• **Records to process**
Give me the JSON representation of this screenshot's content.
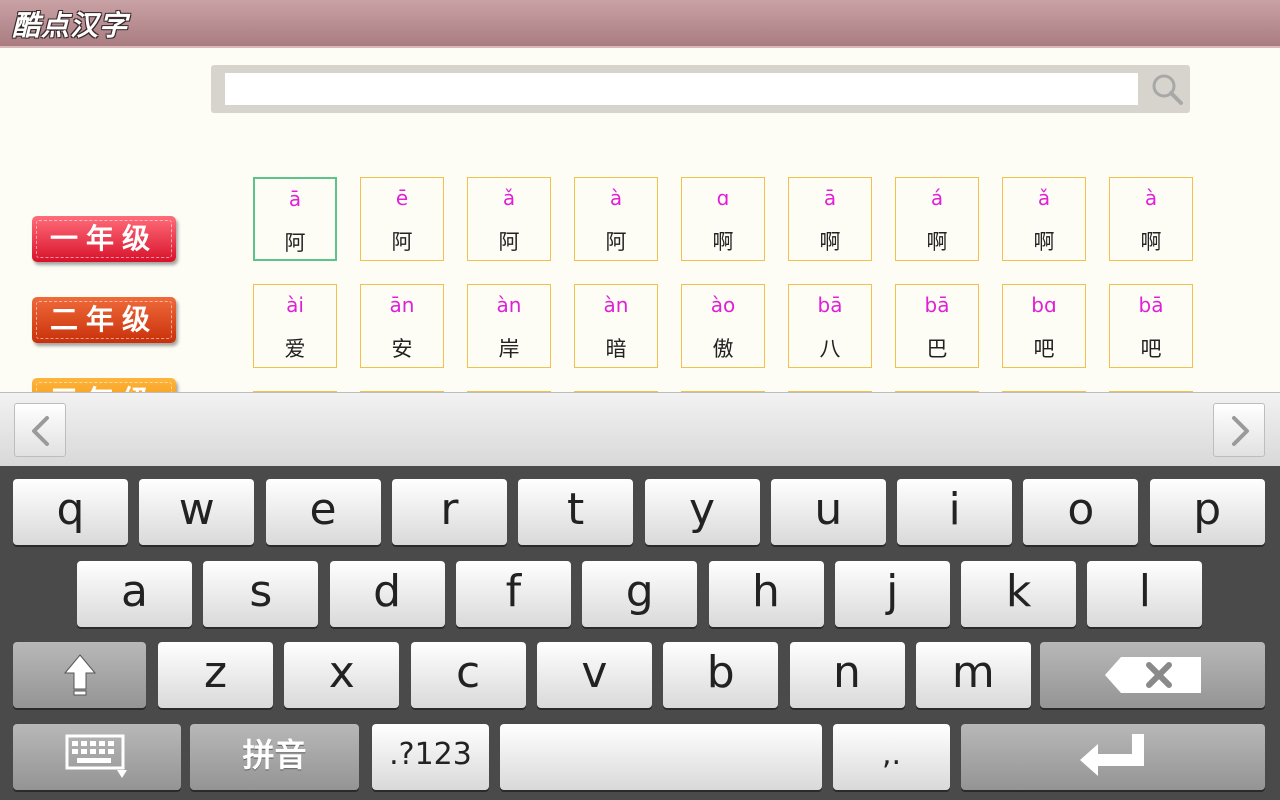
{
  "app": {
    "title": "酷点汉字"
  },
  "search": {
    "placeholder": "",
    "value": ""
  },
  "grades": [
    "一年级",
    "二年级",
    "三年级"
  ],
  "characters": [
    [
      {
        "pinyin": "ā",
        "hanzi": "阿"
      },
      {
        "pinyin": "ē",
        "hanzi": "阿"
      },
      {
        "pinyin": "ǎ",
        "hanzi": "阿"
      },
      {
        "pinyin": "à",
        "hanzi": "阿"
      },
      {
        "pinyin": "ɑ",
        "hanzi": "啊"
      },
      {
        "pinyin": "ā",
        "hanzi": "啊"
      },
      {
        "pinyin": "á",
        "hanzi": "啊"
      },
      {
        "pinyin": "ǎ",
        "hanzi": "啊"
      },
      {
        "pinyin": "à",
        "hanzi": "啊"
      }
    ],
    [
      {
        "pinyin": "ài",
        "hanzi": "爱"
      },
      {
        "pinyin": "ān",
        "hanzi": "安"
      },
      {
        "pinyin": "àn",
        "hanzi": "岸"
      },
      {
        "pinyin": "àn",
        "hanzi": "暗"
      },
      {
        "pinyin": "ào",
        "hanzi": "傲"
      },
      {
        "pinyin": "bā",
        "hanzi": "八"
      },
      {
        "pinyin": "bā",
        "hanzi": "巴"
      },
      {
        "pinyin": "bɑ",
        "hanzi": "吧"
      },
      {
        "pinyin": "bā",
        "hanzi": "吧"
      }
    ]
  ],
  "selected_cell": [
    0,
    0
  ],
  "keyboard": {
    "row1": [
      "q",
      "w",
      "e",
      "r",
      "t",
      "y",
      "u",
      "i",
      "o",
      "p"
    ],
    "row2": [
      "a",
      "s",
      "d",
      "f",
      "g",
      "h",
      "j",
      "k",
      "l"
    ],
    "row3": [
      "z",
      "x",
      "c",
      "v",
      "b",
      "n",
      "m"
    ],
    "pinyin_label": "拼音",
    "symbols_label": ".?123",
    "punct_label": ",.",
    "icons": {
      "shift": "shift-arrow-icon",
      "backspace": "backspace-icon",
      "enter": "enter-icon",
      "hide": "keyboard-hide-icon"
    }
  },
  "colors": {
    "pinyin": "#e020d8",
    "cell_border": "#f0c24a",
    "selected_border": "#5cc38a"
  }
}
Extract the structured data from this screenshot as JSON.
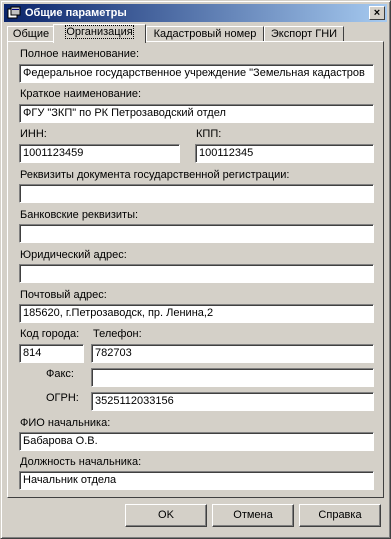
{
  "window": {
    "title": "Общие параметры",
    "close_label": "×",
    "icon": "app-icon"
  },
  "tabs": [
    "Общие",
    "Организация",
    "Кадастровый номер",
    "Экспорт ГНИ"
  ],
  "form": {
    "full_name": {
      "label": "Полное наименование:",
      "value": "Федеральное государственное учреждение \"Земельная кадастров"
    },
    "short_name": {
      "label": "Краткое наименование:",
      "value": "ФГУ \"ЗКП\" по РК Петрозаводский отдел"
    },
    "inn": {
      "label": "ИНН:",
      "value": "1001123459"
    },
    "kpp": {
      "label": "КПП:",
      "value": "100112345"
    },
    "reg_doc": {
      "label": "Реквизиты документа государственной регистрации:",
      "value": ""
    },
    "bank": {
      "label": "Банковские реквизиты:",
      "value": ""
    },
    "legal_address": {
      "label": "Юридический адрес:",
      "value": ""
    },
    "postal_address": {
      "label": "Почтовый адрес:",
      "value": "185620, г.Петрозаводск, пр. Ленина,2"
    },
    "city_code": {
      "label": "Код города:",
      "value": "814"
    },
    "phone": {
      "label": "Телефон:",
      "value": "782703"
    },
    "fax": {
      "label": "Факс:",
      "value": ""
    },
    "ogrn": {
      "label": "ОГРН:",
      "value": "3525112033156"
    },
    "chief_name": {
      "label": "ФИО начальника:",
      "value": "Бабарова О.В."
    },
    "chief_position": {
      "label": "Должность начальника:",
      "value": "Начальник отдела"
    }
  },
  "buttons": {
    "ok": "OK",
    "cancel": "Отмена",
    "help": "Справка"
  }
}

• **Written task**
Write out the records above once more, word for word, with no pictures.

• **Task answer**
Give me the JSON representation of this screenshot's content.
{
  "app": {
    "title": "酷点汉字"
  },
  "search": {
    "placeholder": "",
    "value": ""
  },
  "grades": [
    "一年级",
    "二年级",
    "三年级"
  ],
  "characters": [
    [
      {
        "pinyin": "ā",
        "hanzi": "阿"
      },
      {
        "pinyin": "ē",
        "hanzi": "阿"
      },
      {
        "pinyin": "ǎ",
        "hanzi": "阿"
      },
      {
        "pinyin": "à",
        "hanzi": "阿"
      },
      {
        "pinyin": "ɑ",
        "hanzi": "啊"
      },
      {
        "pinyin": "ā",
        "hanzi": "啊"
      },
      {
        "pinyin": "á",
        "hanzi": "啊"
      },
      {
        "pinyin": "ǎ",
        "hanzi": "啊"
      },
      {
        "pinyin": "à",
        "hanzi": "啊"
      }
    ],
    [
      {
        "pinyin": "ài",
        "hanzi": "爱"
      },
      {
        "pinyin": "ān",
        "hanzi": "安"
      },
      {
        "pinyin": "àn",
        "hanzi": "岸"
      },
      {
        "pinyin": "àn",
        "hanzi": "暗"
      },
      {
        "pinyin": "ào",
        "hanzi": "傲"
      },
      {
        "pinyin": "bā",
        "hanzi": "八"
      },
      {
        "pinyin": "bā",
        "hanzi": "巴"
      },
      {
        "pinyin": "bɑ",
        "hanzi": "吧"
      },
      {
        "pinyin": "bā",
        "hanzi": "吧"
      }
    ]
  ],
  "selected_cell": [
    0,
    0
  ],
  "keyboard": {
    "row1": [
      "q",
      "w",
      "e",
      "r",
      "t",
      "y",
      "u",
      "i",
      "o",
      "p"
    ],
    "row2": [
      "a",
      "s",
      "d",
      "f",
      "g",
      "h",
      "j",
      "k",
      "l"
    ],
    "row3": [
      "z",
      "x",
      "c",
      "v",
      "b",
      "n",
      "m"
    ],
    "pinyin_label": "拼音",
    "symbols_label": ".?123",
    "punct_label": ",.",
    "icons": {
      "shift": "shift-arrow-icon",
      "backspace": "backspace-icon",
      "enter": "enter-icon",
      "hide": "keyboard-hide-icon"
    }
  },
  "colors": {
    "pinyin": "#e020d8",
    "cell_border": "#f0c24a",
    "selected_border": "#5cc38a"
  }
}
Extract the structured data from this screenshot as JSON.
{
  "window": {
    "title": "Общие параметры",
    "close_label": "×",
    "icon": "app-icon"
  },
  "tabs": [
    "Общие",
    "Организация",
    "Кадастровый номер",
    "Экспорт ГНИ"
  ],
  "form": {
    "full_name": {
      "label": "Полное наименование:",
      "value": "Федеральное государственное учреждение \"Земельная кадастров"
    },
    "short_name": {
      "label": "Краткое наименование:",
      "value": "ФГУ \"ЗКП\" по РК Петрозаводский отдел"
    },
    "inn": {
      "label": "ИНН:",
      "value": "1001123459"
    },
    "kpp": {
      "label": "КПП:",
      "value": "100112345"
    },
    "reg_doc": {
      "label": "Реквизиты документа государственной регистрации:",
      "value": ""
    },
    "bank": {
      "label": "Банковские реквизиты:",
      "value": ""
    },
    "legal_address": {
      "label": "Юридический адрес:",
      "value": ""
    },
    "postal_address": {
      "label": "Почтовый адрес:",
      "value": "185620, г.Петрозаводск, пр. Ленина,2"
    },
    "city_code": {
      "label": "Код города:",
      "value": "814"
    },
    "phone": {
      "label": "Телефон:",
      "value": "782703"
    },
    "fax": {
      "label": "Факс:",
      "value": ""
    },
    "ogrn": {
      "label": "ОГРН:",
      "value": "3525112033156"
    },
    "chief_name": {
      "label": "ФИО начальника:",
      "value": "Бабарова О.В."
    },
    "chief_position": {
      "label": "Должность начальника:",
      "value": "Начальник отдела"
    }
  },
  "buttons": {
    "ok": "OK",
    "cancel": "Отмена",
    "help": "Справка"
  }
}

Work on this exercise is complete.